- _Records shown_
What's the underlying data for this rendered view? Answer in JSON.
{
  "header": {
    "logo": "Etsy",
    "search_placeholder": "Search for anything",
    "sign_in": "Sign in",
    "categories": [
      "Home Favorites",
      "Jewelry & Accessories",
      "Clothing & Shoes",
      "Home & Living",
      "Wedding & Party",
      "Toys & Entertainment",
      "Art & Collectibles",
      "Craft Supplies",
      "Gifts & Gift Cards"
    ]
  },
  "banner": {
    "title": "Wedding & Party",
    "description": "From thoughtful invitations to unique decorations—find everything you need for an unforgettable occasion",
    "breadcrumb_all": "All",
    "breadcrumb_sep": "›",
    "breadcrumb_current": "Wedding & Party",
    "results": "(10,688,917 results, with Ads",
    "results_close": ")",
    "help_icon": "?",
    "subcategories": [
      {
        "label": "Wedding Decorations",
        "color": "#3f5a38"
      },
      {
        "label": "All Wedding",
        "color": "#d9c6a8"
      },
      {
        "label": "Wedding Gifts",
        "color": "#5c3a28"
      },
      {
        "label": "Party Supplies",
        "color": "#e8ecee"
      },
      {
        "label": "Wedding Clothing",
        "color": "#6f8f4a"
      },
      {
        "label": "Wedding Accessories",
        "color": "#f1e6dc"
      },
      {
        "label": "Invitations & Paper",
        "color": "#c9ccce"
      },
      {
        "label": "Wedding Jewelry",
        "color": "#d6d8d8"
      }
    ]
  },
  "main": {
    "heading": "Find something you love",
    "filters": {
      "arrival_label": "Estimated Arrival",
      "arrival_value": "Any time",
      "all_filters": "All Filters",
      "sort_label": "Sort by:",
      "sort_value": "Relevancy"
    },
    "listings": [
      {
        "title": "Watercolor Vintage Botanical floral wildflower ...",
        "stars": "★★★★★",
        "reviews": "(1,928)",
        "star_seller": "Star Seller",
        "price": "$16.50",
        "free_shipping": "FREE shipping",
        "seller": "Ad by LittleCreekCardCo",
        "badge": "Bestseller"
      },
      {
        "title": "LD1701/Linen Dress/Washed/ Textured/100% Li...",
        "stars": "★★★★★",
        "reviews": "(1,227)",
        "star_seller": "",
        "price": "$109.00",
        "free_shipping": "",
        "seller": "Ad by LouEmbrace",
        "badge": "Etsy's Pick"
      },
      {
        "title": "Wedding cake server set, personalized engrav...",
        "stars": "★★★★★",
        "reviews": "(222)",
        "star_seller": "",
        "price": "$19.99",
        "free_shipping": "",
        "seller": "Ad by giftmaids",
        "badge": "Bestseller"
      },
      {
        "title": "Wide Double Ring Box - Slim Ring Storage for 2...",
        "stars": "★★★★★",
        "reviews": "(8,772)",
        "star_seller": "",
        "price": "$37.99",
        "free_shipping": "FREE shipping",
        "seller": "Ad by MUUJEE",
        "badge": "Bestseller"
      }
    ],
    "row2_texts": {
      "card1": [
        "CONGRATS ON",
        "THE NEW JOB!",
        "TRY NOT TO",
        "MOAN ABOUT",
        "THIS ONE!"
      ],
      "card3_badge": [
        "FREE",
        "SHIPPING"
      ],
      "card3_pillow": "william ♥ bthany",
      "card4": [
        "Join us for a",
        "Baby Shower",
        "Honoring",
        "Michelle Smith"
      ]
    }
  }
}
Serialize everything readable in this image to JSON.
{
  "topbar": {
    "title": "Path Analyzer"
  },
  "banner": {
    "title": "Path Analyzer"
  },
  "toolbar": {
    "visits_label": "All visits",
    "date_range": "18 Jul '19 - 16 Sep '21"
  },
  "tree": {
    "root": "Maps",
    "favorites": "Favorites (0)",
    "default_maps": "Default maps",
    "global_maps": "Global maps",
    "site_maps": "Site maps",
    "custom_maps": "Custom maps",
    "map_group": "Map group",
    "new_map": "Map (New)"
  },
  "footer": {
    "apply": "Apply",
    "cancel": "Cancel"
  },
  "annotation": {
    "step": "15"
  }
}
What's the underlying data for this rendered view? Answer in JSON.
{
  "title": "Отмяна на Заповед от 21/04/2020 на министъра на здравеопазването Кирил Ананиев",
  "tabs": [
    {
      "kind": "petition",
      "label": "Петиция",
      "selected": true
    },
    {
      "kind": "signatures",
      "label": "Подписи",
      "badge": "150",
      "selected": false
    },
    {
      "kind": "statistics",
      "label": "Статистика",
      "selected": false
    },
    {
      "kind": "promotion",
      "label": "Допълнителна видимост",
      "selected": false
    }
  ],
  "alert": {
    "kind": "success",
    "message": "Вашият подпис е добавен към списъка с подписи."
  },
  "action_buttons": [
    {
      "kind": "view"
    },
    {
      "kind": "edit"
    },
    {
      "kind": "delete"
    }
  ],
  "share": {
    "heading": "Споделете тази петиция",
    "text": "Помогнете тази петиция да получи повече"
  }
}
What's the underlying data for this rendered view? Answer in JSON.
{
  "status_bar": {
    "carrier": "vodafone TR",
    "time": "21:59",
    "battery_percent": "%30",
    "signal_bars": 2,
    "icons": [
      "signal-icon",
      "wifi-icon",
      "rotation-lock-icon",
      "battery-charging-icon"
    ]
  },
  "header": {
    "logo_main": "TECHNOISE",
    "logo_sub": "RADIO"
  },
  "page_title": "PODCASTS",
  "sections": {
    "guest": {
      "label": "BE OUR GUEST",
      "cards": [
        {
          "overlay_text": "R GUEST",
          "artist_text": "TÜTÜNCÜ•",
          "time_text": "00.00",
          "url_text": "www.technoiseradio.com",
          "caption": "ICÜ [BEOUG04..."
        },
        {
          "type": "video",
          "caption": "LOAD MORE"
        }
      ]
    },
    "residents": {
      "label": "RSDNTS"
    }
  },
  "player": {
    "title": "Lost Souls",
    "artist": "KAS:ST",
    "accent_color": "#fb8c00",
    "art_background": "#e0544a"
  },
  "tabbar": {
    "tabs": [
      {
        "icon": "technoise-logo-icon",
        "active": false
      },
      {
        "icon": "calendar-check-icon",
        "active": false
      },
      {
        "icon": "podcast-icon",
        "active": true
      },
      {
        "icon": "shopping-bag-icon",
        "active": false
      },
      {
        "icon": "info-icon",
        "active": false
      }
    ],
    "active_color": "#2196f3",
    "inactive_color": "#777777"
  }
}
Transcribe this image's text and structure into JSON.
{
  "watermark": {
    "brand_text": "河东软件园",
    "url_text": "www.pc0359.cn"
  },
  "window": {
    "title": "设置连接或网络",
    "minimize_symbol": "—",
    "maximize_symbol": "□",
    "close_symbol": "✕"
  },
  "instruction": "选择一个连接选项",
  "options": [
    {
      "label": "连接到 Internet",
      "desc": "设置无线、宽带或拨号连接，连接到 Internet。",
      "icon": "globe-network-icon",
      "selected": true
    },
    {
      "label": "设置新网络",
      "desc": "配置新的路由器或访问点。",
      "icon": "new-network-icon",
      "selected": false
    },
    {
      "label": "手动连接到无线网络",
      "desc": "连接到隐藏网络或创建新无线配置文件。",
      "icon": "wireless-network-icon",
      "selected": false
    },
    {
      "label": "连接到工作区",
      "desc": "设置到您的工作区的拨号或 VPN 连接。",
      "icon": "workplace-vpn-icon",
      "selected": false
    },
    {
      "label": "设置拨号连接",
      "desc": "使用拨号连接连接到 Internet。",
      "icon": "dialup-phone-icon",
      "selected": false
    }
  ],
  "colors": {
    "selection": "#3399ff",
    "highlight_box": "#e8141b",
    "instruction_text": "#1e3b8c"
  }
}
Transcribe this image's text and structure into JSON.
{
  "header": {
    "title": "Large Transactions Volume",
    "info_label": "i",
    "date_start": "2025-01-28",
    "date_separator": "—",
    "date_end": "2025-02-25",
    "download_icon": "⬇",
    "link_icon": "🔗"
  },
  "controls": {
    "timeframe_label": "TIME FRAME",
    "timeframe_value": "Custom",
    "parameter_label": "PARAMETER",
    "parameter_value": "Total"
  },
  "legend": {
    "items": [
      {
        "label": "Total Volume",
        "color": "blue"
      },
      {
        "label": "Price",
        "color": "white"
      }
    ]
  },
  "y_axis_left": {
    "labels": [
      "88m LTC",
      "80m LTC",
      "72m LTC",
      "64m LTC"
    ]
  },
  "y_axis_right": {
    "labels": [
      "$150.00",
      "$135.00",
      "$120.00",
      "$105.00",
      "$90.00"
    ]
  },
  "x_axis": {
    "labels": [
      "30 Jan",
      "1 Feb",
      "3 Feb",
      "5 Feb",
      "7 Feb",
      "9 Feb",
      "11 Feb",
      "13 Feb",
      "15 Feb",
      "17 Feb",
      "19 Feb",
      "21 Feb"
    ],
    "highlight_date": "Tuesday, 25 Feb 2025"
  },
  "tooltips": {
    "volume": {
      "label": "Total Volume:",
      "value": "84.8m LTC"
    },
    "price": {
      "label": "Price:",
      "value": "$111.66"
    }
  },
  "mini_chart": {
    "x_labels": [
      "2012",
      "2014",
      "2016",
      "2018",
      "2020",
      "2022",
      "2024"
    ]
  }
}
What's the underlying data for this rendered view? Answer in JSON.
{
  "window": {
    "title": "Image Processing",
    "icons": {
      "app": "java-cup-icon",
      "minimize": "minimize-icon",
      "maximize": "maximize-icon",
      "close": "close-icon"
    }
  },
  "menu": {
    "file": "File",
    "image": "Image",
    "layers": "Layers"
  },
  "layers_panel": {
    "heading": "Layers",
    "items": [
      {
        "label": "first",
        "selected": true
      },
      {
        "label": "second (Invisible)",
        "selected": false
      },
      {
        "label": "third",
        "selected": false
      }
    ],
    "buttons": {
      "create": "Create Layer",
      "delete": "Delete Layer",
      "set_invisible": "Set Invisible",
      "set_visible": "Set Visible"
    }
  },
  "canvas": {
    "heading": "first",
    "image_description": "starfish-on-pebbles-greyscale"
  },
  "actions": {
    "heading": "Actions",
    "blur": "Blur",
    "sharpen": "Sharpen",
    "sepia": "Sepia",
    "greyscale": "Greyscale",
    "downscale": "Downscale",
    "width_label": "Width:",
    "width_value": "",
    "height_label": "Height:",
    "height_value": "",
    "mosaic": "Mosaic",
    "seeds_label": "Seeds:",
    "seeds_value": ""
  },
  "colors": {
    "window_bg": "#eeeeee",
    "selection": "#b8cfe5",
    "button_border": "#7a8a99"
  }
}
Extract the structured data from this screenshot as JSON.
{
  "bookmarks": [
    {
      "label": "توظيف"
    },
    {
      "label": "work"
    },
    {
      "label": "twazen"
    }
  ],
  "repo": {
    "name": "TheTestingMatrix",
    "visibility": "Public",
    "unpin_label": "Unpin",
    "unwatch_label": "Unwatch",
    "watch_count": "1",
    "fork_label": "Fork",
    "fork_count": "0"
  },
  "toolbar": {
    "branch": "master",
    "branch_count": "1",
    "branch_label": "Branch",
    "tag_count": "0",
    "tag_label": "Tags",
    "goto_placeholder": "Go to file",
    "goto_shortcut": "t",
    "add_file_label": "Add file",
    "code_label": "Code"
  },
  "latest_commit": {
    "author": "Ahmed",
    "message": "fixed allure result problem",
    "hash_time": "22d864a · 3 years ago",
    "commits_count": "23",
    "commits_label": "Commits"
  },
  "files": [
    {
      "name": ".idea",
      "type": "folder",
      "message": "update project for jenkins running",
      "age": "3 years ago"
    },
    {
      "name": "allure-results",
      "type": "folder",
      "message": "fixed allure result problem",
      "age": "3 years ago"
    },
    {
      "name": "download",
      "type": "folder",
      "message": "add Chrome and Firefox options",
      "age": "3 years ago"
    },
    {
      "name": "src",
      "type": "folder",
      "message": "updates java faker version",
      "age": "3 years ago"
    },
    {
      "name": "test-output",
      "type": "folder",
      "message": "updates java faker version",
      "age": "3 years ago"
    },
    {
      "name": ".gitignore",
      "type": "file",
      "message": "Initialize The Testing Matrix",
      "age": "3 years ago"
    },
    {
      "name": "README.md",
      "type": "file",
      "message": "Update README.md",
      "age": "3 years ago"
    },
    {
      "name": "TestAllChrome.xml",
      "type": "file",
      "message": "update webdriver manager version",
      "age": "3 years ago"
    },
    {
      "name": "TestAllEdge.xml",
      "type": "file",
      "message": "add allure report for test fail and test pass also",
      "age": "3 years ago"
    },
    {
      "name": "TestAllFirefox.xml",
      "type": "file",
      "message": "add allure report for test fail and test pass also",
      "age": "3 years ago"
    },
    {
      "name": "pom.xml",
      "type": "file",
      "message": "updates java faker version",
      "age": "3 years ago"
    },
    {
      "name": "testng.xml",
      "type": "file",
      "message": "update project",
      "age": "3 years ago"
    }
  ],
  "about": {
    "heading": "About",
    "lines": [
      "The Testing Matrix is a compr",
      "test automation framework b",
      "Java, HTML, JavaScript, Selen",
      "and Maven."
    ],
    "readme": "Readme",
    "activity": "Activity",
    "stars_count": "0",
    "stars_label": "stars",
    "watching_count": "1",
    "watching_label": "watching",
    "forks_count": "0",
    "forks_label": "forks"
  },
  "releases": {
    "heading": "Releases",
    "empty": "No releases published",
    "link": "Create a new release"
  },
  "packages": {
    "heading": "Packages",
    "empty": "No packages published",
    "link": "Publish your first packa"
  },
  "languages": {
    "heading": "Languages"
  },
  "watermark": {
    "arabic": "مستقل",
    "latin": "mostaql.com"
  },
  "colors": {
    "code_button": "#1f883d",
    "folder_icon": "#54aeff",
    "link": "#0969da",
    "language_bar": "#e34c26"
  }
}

- _What the exercise asks_
State, as a bare number, how many lines of the listing hold the word "kind".

- _Task solution_
8